Data supplied ->
--- BEGIN ---
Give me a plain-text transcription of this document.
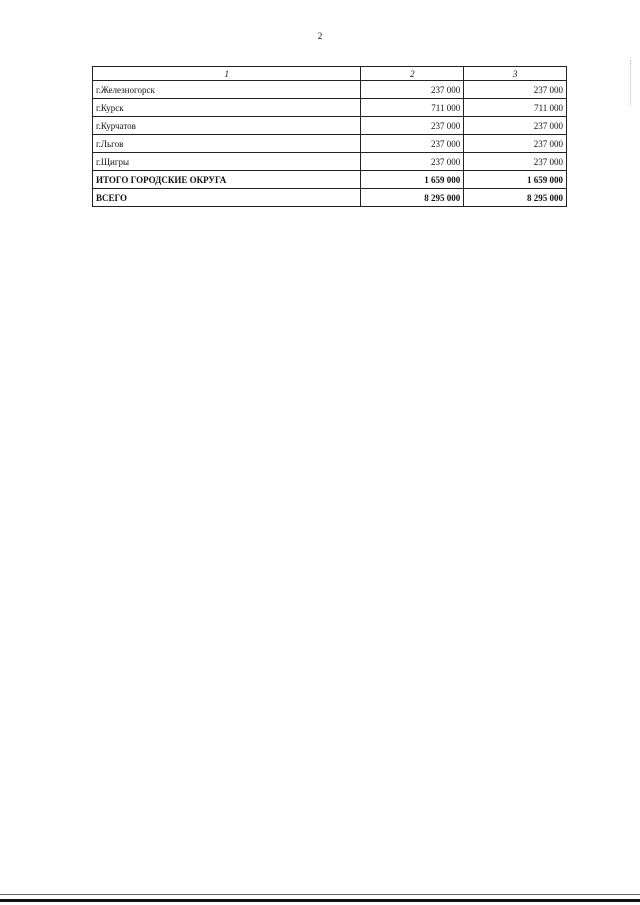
2
1	2	3
г.Железногорск	237 000	237 000
г.Курск	711 000	711 000
г.Курчатов	237 000	237 000
г.Льгов	237 000	237 000
г.Щигры	237 000	237 000
ИТОГО ГОРОДСКИЕ ОКРУГА	1 659 000	1 659 000
ВСЕГО	8 295 000	8 295 000
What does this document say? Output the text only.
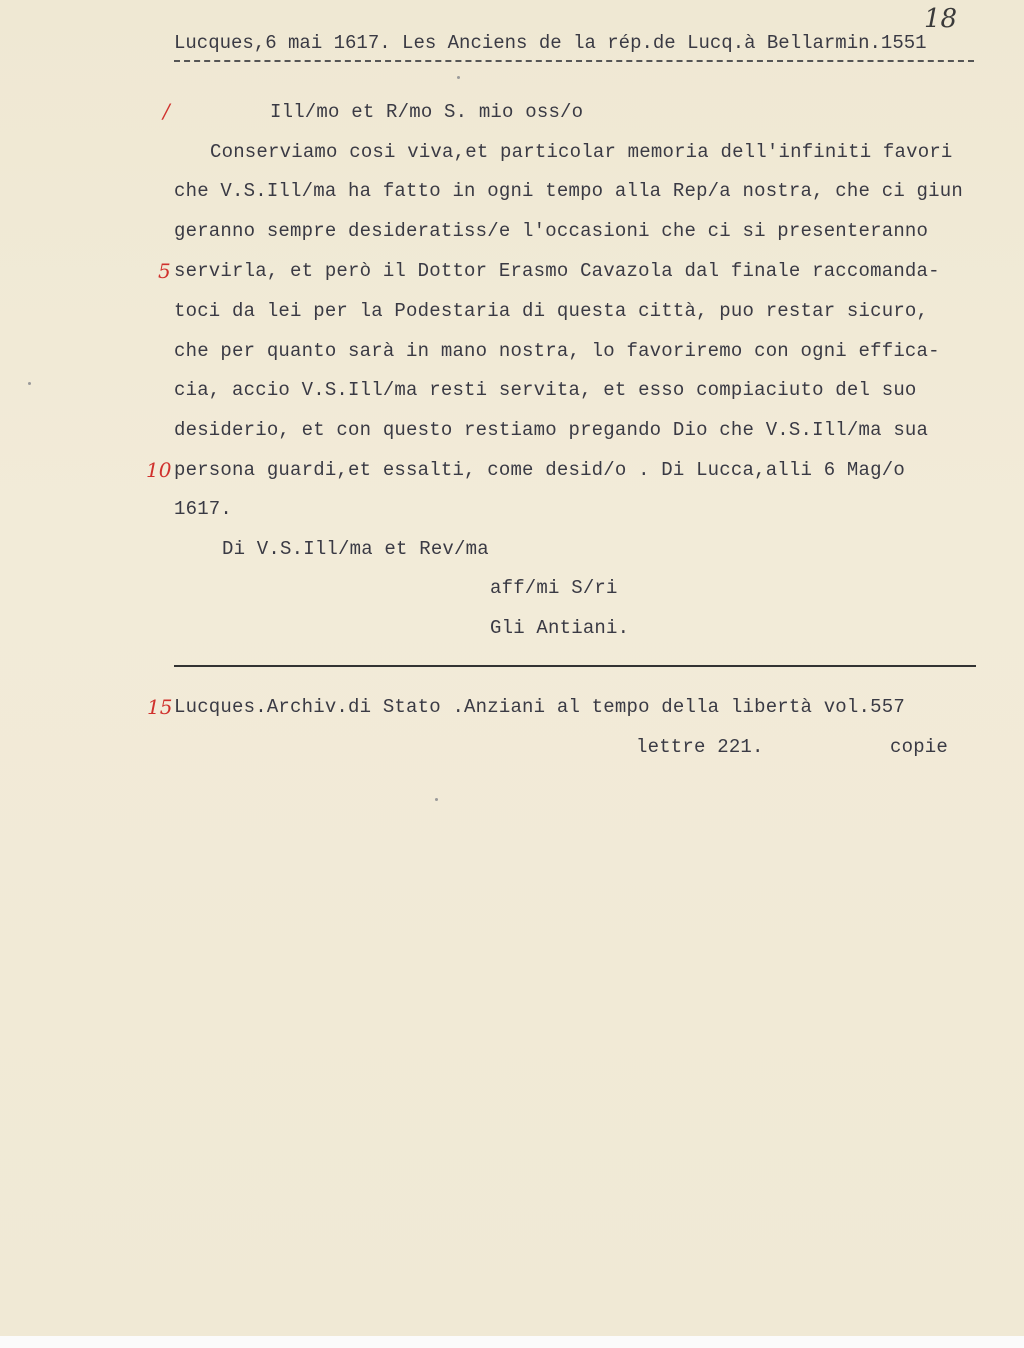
Lucques,6 mai 1617. Les Anciens de la rép.de Lucq.à Bellarmin.1551
18
/	Ill/mo et R/mo S. mio oss/o
Conserviamo cosi viva,et particolar memoria dell'infiniti favori
che V.S.Ill/ma ha fatto in ogni tempo alla Rep/a nostra, che ci giun
geranno sempre desideratiss/e l'occasioni che ci si presenteranno
5 servirla, et però il Dottor Erasmo Cavazola dal finale raccomanda-
toci da lei per la Podestaria di questa città, puo restar sicuro,
che per quanto sarà in mano nostra, lo favoriremo con ogni effica-
cia, accio V.S.Ill/ma resti servita, et esso compiaciuto del suo
desiderio, et con questo restiamo pregando Dio che V.S.Ill/ma sua
10 persona guardi,et essalti, come desid/o . Di Lucca,alli 6 Mag/o
1617.
Di V.S.Ill/ma et Rev/ma
aff/mi S/ri
Gli Antiani.
15 Lucques.Archiv.di Stato .Anziani al tempo della libertà vol.557
lettre 221.	copie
--- END ---
What is being asked -> The lines to collect are those holding the string "ogni"; copy them all.

Task answer ->
che V.S.Ill/ma ha fatto in ogni tempo alla Rep/a nostra, che ci giun
che per quanto sarà in mano nostra, lo favoriremo con ogni effica-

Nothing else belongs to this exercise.